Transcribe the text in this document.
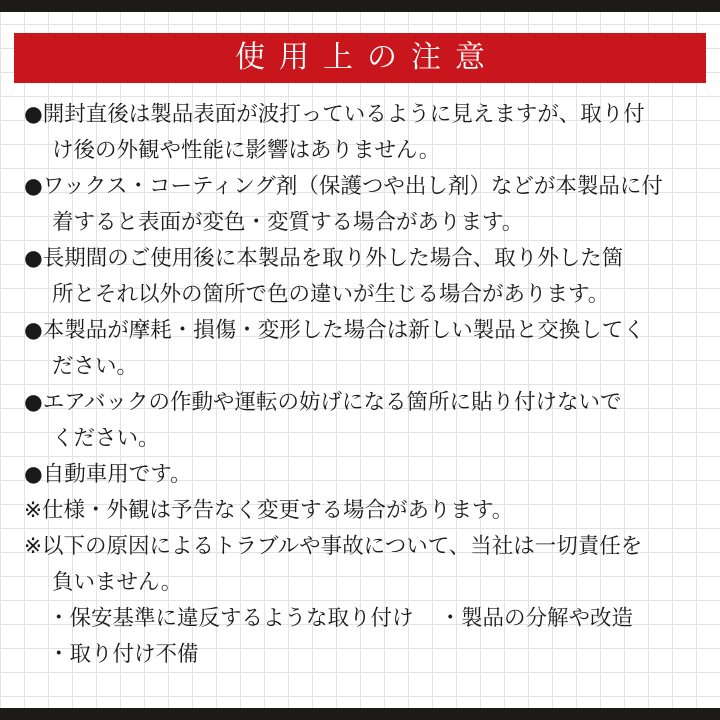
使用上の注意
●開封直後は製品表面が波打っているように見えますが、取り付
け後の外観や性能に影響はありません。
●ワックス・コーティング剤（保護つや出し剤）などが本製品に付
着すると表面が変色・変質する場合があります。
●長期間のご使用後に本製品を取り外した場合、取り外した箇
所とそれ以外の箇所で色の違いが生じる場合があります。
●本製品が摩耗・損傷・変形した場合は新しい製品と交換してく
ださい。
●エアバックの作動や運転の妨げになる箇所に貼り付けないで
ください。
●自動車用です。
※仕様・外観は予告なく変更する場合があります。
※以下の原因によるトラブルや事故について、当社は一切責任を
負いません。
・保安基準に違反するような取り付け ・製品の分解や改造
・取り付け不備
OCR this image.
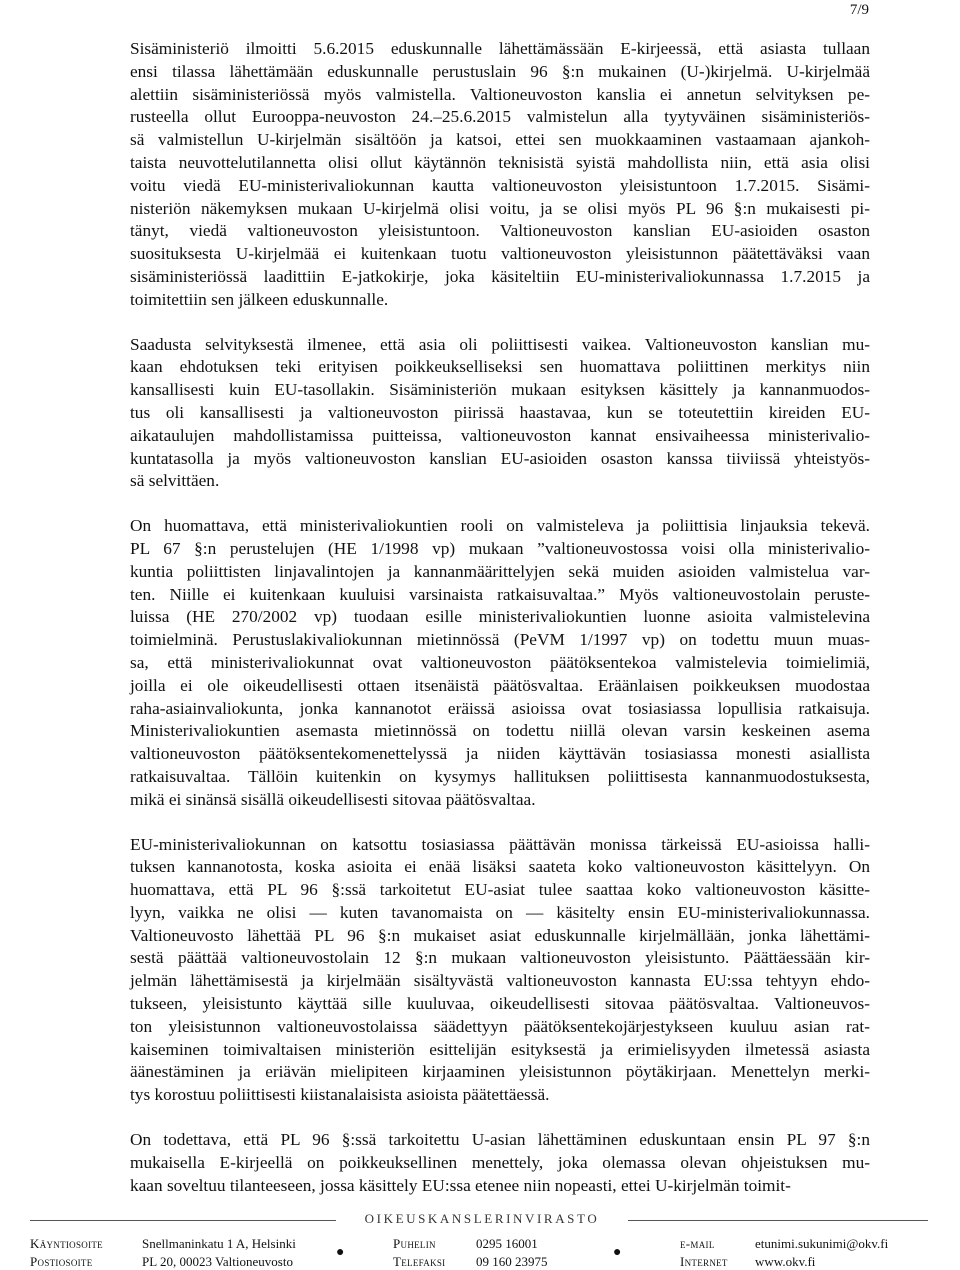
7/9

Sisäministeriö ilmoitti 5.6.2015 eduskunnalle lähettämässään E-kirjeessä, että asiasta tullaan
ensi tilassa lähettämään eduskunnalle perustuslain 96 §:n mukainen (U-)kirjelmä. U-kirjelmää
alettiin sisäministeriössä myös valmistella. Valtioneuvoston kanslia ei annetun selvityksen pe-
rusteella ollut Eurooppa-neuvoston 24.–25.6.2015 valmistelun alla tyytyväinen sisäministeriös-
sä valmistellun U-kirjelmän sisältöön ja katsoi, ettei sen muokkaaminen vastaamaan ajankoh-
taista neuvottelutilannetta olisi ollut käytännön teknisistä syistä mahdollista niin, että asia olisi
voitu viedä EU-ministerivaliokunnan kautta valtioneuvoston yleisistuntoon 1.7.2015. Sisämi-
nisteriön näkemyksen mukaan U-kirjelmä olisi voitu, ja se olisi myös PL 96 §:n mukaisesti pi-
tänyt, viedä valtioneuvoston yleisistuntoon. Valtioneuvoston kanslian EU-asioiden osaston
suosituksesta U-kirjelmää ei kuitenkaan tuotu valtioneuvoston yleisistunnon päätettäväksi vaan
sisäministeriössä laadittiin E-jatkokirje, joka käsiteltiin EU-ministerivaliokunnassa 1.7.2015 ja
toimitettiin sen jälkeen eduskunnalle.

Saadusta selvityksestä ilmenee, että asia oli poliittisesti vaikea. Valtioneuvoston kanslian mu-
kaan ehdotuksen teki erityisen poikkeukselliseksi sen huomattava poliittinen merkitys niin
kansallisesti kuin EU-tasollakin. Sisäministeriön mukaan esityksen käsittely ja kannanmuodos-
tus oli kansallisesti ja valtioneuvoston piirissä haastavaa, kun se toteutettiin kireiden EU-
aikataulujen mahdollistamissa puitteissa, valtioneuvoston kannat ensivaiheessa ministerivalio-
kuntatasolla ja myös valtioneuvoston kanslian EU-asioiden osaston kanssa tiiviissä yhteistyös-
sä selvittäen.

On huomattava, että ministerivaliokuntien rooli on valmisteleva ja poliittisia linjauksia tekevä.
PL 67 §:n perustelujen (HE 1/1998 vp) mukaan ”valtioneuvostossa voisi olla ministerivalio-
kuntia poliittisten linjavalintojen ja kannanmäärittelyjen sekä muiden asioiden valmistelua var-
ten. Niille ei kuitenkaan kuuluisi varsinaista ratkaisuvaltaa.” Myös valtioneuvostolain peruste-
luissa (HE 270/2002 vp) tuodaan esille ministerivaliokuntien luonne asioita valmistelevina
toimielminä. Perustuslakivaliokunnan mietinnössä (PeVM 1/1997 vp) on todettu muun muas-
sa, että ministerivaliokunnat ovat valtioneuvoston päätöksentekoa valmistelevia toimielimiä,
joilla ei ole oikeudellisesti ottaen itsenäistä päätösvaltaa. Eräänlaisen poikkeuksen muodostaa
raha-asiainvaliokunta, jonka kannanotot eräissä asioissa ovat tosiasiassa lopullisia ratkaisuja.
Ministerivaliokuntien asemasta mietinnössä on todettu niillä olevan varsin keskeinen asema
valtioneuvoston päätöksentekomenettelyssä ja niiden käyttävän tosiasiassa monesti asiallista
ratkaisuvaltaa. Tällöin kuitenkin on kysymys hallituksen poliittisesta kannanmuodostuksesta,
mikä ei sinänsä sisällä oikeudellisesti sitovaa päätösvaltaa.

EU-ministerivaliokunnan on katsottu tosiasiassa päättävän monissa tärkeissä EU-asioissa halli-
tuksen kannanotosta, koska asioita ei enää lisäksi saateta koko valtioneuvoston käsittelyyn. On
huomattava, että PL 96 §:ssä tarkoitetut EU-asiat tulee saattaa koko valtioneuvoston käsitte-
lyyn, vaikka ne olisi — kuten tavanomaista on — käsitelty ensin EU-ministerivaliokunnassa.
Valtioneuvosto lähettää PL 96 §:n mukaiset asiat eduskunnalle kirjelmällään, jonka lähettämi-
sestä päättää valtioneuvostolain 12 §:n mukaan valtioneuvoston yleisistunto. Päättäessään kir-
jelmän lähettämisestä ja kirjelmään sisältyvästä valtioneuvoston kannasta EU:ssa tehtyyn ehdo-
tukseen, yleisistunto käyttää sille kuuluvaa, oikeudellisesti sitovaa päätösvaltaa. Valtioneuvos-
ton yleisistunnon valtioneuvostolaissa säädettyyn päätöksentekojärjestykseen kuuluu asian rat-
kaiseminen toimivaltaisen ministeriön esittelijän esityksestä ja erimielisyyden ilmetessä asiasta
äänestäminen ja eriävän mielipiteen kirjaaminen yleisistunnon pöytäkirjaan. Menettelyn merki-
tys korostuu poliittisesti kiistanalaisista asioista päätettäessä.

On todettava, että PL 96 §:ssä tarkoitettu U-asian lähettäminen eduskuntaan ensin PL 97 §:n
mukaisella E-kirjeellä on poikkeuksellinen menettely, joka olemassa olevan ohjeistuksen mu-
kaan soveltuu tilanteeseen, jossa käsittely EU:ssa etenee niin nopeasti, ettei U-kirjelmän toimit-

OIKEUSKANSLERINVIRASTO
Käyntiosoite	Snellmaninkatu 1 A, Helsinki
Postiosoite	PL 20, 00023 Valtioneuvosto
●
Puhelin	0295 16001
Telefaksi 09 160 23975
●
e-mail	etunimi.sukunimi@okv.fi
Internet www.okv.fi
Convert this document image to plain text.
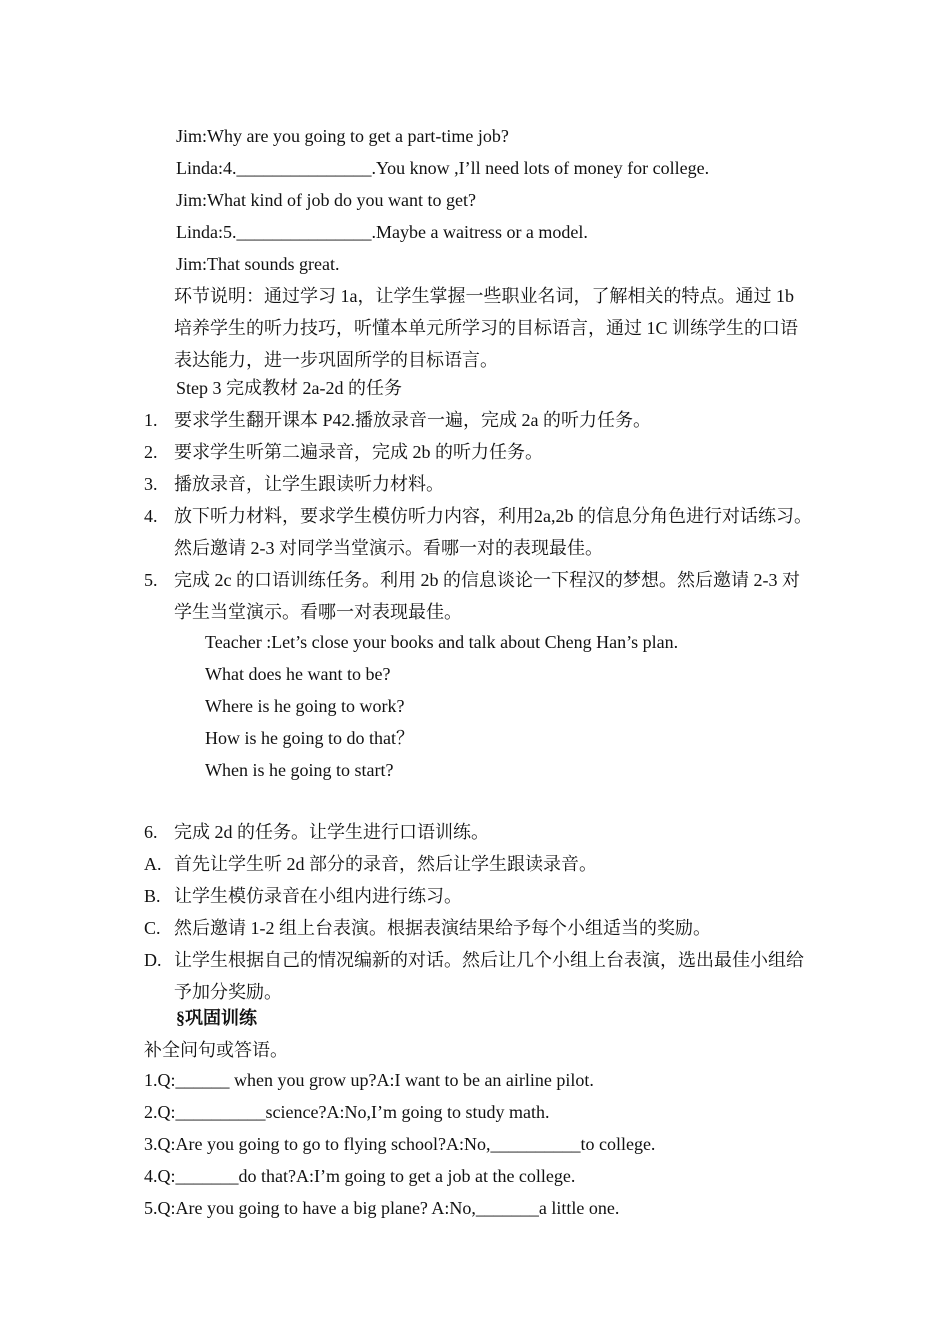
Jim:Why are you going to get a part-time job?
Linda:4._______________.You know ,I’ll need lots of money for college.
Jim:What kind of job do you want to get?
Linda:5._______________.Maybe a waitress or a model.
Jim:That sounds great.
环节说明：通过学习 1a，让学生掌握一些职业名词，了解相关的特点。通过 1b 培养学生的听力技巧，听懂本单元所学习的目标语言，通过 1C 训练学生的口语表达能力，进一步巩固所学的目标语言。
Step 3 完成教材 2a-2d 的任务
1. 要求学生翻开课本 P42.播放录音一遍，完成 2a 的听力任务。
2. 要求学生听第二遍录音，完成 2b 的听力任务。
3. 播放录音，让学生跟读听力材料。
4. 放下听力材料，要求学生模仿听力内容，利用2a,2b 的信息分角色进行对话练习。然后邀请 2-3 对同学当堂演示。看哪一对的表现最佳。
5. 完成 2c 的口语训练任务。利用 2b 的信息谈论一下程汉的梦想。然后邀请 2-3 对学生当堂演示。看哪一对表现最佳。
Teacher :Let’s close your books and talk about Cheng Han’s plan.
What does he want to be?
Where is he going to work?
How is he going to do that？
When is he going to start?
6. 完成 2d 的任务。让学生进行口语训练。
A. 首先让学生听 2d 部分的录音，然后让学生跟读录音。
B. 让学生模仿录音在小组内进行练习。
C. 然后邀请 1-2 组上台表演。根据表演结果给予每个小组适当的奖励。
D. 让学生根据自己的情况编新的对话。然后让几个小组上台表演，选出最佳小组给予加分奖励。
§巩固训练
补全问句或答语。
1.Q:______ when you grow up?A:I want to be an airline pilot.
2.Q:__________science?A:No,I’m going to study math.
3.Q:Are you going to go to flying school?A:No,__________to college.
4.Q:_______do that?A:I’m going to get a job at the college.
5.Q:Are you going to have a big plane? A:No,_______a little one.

GOAL:
Lines that hold the word "What" are the ones to return, every one of them.

FULL SOLUTION:
Jim:What kind of job do you want to get?
What does he want to be?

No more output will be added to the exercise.